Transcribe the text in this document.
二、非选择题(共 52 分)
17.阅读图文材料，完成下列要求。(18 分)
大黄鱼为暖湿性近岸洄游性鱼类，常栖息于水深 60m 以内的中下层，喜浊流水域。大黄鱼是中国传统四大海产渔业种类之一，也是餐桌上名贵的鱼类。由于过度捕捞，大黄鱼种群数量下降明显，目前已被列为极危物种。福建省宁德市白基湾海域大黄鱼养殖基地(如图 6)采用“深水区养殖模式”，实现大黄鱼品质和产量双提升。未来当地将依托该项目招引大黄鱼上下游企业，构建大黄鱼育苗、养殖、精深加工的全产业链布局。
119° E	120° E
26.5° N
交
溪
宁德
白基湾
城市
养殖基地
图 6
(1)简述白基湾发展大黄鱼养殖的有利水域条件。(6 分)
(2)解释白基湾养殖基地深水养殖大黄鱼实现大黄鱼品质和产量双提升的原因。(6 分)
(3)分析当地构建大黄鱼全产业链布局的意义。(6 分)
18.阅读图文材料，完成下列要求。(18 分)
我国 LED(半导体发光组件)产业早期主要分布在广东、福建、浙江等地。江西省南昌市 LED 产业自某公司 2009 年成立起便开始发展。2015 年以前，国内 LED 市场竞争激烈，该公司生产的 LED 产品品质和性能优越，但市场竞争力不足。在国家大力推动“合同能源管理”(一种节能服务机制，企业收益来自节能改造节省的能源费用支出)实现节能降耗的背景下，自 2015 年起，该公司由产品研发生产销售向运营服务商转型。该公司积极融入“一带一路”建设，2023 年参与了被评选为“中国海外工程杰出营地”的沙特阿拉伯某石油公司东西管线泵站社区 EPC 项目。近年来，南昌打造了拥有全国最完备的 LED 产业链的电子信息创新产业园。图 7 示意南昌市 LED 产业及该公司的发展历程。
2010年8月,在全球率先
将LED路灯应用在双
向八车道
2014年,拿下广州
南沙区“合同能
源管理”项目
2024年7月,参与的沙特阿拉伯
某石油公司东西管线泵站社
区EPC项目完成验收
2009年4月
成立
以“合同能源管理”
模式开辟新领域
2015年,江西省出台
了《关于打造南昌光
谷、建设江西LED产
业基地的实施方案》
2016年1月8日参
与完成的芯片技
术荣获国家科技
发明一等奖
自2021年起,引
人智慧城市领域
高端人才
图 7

* * * * *

Repeat every line of the data, exactly and in full.

Transcribe the text in this document.
二、非选择题(共 52 分)
17.阅读图文材料，完成下列要求。(18 分)
大黄鱼为暖湿性近岸洄游性鱼类，常栖息于水深 60m 以内的中下层，喜浊流水域。大黄鱼是中国传统四大海产渔业种类之一，也是餐桌上名贵的鱼类。由于过度捕捞，大黄鱼种群数量下降明显，目前已被列为极危物种。福建省宁德市白基湾海域大黄鱼养殖基地(如图 6)采用“深水区养殖模式”，实现大黄鱼品质和产量双提升。未来当地将依托该项目招引大黄鱼上下游企业，构建大黄鱼育苗、养殖、精深加工的全产业链布局。
119° E	120° E
26.5° N
交
溪
宁德
白基湾
城市
养殖基地
图 6
(1)简述白基湾发展大黄鱼养殖的有利水域条件。(6 分)
(2)解释白基湾养殖基地深水养殖大黄鱼实现大黄鱼品质和产量双提升的原因。(6 分)
(3)分析当地构建大黄鱼全产业链布局的意义。(6 分)
18.阅读图文材料，完成下列要求。(18 分)
我国 LED(半导体发光组件)产业早期主要分布在广东、福建、浙江等地。江西省南昌市 LED 产业自某公司 2009 年成立起便开始发展。2015 年以前，国内 LED 市场竞争激烈，该公司生产的 LED 产品品质和性能优越，但市场竞争力不足。在国家大力推动“合同能源管理”(一种节能服务机制，企业收益来自节能改造节省的能源费用支出)实现节能降耗的背景下，自 2015 年起，该公司由产品研发生产销售向运营服务商转型。该公司积极融入“一带一路”建设，2023 年参与了被评选为“中国海外工程杰出营地”的沙特阿拉伯某石油公司东西管线泵站社区 EPC 项目。近年来，南昌打造了拥有全国最完备的 LED 产业链的电子信息创新产业园。图 7 示意南昌市 LED 产业及该公司的发展历程。
2010年8月,在全球率先
将LED路灯应用在双
向八车道
2014年,拿下广州
南沙区“合同能
源管理”项目
2024年7月,参与的沙特阿拉伯
某石油公司东西管线泵站社
区EPC项目完成验收
2009年4月
成立
以“合同能源管理”
模式开辟新领域
2015年,江西省出台
了《关于打造南昌光
谷、建设江西LED产
业基地的实施方案》
2016年1月8日参
与完成的芯片技
术荣获国家科技
发明一等奖
自2021年起,引
人智慧城市领域
高端人才
图 7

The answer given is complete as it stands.